▸ Aim
Copy out, without any changes, the stretch of the data from the line containing "Give me the" through the line containing "82, 240, 564]".

-- Begin Source records --

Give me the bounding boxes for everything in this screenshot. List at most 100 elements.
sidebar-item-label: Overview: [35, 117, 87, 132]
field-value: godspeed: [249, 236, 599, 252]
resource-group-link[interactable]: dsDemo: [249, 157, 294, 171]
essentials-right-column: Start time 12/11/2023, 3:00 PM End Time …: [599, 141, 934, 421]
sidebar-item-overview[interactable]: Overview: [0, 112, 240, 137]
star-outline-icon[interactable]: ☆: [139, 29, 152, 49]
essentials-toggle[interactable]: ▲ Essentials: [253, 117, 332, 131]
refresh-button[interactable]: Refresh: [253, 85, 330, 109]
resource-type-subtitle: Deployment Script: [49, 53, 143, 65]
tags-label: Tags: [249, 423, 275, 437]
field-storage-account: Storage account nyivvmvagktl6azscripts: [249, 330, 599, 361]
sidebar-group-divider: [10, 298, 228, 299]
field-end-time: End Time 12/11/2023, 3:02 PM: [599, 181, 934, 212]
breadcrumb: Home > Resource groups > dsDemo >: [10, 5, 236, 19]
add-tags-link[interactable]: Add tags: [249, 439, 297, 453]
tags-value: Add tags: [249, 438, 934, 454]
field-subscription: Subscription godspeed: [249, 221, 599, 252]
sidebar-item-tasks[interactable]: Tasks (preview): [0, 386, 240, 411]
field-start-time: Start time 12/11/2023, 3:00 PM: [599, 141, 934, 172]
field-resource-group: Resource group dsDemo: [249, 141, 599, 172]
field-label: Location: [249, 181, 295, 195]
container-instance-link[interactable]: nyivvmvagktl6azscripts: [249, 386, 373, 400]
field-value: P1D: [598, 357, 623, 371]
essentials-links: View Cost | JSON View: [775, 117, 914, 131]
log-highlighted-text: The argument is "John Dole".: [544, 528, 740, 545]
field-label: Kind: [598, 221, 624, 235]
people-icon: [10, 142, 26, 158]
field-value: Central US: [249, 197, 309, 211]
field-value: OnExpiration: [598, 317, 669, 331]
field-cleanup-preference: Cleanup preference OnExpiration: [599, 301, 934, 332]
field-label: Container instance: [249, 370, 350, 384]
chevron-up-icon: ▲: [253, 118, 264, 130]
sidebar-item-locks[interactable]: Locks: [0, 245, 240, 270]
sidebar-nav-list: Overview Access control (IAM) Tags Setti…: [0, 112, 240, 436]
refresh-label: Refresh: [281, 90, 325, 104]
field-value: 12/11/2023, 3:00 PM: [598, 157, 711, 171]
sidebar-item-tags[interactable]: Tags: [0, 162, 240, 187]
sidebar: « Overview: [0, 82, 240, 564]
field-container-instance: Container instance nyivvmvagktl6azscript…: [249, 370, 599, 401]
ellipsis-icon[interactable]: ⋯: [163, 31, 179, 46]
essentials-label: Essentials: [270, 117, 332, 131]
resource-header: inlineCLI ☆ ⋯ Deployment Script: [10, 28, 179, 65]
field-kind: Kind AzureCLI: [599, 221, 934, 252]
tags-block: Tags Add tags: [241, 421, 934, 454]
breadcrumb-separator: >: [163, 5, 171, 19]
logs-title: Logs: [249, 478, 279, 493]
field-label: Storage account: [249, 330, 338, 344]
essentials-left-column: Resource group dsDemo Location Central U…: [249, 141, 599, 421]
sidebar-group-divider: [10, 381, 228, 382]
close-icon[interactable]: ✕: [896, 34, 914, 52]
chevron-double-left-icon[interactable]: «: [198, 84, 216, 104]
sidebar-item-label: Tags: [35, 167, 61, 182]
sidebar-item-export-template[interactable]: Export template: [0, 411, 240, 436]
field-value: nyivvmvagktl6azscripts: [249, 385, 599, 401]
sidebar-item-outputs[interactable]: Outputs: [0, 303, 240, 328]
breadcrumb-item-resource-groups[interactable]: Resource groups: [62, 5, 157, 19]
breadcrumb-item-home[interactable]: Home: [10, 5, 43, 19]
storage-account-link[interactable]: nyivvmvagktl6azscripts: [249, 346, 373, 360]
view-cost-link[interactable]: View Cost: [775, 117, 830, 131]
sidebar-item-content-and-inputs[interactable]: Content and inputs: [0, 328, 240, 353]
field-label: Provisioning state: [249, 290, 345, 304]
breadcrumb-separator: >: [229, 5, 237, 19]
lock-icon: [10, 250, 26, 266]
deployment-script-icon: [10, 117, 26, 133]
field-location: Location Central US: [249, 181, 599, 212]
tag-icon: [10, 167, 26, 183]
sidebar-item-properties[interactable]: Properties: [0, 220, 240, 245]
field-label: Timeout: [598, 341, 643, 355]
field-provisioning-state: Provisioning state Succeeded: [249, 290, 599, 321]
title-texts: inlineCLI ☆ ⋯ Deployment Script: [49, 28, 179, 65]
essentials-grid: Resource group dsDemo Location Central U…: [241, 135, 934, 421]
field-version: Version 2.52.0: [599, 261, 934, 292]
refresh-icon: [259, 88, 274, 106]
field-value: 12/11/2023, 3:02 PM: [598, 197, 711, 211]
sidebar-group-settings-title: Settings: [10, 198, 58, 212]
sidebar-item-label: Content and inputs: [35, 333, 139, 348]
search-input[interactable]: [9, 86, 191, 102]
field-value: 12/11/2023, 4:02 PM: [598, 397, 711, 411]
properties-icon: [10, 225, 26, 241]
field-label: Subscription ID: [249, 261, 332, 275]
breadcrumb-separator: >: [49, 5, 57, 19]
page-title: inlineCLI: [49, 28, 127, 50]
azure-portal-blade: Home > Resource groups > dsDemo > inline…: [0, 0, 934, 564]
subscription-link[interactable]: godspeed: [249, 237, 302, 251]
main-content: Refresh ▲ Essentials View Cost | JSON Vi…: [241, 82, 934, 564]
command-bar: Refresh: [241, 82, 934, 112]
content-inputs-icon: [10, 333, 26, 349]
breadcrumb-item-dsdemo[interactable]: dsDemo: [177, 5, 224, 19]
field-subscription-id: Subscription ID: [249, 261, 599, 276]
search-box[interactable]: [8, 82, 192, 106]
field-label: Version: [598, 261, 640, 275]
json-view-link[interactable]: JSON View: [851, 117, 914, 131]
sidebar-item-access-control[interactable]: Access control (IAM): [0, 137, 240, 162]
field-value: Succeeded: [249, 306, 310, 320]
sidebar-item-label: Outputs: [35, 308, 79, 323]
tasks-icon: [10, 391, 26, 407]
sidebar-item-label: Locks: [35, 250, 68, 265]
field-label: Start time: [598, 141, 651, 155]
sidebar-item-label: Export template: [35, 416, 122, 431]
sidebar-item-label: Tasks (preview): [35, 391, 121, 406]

-- End Source records --
-- Begin Source records --

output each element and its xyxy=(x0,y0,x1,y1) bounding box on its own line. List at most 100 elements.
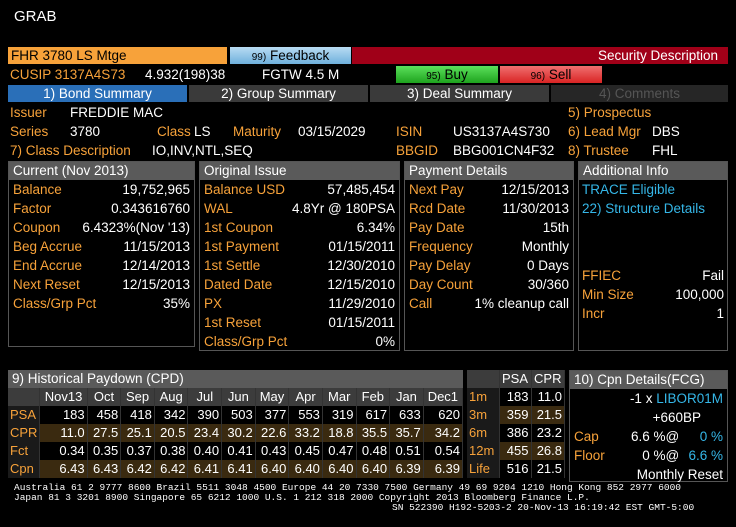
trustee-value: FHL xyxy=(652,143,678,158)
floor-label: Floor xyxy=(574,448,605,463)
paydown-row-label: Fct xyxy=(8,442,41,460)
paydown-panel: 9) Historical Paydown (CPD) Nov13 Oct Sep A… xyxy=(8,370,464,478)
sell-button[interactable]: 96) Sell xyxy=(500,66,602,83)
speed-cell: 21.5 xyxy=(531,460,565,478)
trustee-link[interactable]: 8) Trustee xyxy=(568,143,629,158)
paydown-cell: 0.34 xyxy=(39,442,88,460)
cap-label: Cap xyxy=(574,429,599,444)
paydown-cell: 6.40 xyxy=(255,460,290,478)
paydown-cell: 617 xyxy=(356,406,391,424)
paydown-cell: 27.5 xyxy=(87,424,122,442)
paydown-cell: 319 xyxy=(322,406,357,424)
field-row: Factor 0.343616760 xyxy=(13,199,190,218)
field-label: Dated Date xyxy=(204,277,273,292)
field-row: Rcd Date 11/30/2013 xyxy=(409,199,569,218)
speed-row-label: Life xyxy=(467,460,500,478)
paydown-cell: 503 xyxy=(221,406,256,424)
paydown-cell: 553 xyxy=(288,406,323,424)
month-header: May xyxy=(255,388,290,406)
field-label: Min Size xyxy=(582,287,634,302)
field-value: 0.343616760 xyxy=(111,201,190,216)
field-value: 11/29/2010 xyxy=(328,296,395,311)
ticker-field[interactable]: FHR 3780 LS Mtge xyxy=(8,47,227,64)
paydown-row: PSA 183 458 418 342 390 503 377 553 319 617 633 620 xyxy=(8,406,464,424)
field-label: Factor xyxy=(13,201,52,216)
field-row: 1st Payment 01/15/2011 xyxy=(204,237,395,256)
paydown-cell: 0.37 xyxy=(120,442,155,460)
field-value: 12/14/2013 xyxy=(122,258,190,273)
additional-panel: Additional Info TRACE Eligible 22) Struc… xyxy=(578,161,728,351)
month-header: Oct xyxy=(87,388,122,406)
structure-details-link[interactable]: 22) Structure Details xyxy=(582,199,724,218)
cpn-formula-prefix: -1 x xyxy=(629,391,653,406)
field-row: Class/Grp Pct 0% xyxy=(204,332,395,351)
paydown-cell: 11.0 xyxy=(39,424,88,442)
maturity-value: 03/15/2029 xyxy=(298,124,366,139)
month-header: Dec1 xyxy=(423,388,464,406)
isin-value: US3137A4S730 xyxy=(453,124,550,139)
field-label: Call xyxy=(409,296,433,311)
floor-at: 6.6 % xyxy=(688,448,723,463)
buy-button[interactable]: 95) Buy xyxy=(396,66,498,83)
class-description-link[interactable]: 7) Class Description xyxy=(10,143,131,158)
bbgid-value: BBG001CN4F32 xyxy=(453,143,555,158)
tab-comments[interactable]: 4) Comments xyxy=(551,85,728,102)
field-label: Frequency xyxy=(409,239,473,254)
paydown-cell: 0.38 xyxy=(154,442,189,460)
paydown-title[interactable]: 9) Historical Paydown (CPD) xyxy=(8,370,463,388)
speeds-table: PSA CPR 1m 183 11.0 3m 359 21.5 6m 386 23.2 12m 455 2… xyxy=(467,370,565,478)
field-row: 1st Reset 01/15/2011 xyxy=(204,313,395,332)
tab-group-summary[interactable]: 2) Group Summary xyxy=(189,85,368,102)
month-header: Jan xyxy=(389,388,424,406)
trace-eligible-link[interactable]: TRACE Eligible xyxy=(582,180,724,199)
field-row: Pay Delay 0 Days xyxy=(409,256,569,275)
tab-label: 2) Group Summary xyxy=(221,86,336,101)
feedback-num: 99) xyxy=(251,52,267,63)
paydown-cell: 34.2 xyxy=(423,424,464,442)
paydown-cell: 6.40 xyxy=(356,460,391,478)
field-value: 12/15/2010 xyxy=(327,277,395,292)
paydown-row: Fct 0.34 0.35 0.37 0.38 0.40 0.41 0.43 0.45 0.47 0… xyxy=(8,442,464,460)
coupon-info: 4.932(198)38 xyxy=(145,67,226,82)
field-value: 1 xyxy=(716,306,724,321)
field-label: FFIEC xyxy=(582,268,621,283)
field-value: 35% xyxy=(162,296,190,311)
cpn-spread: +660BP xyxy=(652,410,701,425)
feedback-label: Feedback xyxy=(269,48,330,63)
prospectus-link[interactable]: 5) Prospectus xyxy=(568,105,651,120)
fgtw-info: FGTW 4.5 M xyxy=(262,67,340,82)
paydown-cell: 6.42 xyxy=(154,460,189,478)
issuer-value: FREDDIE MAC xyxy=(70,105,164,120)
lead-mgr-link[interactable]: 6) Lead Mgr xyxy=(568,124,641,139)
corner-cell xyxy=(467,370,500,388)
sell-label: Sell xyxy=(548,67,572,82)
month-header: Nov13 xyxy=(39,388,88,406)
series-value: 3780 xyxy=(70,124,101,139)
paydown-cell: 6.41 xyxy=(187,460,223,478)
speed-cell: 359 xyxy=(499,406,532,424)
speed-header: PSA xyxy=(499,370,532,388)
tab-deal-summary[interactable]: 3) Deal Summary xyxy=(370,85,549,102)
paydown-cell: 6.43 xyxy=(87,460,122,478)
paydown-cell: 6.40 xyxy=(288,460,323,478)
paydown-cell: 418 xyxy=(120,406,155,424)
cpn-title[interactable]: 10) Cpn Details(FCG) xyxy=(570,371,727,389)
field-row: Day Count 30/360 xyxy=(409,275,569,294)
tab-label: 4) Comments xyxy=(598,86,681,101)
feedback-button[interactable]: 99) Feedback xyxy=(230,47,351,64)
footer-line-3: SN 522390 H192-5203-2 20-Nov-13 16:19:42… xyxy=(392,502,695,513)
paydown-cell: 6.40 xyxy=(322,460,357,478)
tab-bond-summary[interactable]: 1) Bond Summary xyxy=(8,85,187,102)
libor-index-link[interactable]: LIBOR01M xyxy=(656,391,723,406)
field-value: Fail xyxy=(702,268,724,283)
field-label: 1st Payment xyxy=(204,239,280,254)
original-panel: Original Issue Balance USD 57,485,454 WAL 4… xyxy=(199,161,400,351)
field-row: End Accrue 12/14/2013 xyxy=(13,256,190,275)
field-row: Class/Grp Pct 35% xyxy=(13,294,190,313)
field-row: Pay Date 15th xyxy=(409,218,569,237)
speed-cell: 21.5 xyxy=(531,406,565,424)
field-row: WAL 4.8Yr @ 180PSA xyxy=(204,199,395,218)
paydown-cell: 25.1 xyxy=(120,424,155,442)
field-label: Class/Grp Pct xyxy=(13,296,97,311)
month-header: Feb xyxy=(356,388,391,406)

-- End Source records --

▸ Written response
Give me the bounding boxes for everything in this screenshot. List at most 100 elements.
sidebar-item-label: Overview: [35, 117, 87, 132]
field-value: godspeed: [249, 236, 599, 252]
resource-group-link[interactable]: dsDemo: [249, 157, 294, 171]
essentials-right-column: Start time 12/11/2023, 3:00 PM End Time …: [599, 141, 934, 421]
sidebar-item-overview[interactable]: Overview: [0, 112, 240, 137]
star-outline-icon[interactable]: ☆: [139, 29, 152, 49]
essentials-toggle[interactable]: ▲ Essentials: [253, 117, 332, 131]
refresh-button[interactable]: Refresh: [253, 85, 330, 109]
resource-type-subtitle: Deployment Script: [49, 53, 143, 65]
tags-label: Tags: [249, 423, 275, 437]
field-storage-account: Storage account nyivvmvagktl6azscripts: [249, 330, 599, 361]
sidebar-group-divider: [10, 298, 228, 299]
field-end-time: End Time 12/11/2023, 3:02 PM: [599, 181, 934, 212]
breadcrumb: Home > Resource groups > dsDemo >: [10, 5, 236, 19]
add-tags-link[interactable]: Add tags: [249, 439, 297, 453]
tags-value: Add tags: [249, 438, 934, 454]
field-subscription: Subscription godspeed: [249, 221, 599, 252]
sidebar-item-tasks[interactable]: Tasks (preview): [0, 386, 240, 411]
field-start-time: Start time 12/11/2023, 3:00 PM: [599, 141, 934, 172]
field-resource-group: Resource group dsDemo: [249, 141, 599, 172]
field-label: Location: [249, 181, 295, 195]
container-instance-link[interactable]: nyivvmvagktl6azscripts: [249, 386, 373, 400]
field-value: P1D: [598, 357, 623, 371]
essentials-links: View Cost | JSON View: [775, 117, 914, 131]
log-highlighted-text: The argument is "John Dole".: [544, 528, 740, 545]
field-label: Kind: [598, 221, 624, 235]
people-icon: [10, 142, 26, 158]
field-value: Central US: [249, 197, 309, 211]
field-value: OnExpiration: [598, 317, 669, 331]
field-cleanup-preference: Cleanup preference OnExpiration: [599, 301, 934, 332]
field-label: Container instance: [249, 370, 350, 384]
chevron-up-icon: ▲: [253, 118, 264, 130]
sidebar-item-locks[interactable]: Locks: [0, 245, 240, 270]
sidebar-nav-list: Overview Access control (IAM) Tags Setti…: [0, 112, 240, 436]
refresh-label: Refresh: [281, 90, 325, 104]
field-value: 12/11/2023, 3:00 PM: [598, 157, 711, 171]
sidebar-item-tags[interactable]: Tags: [0, 162, 240, 187]
sidebar: « Overview: [0, 82, 240, 564]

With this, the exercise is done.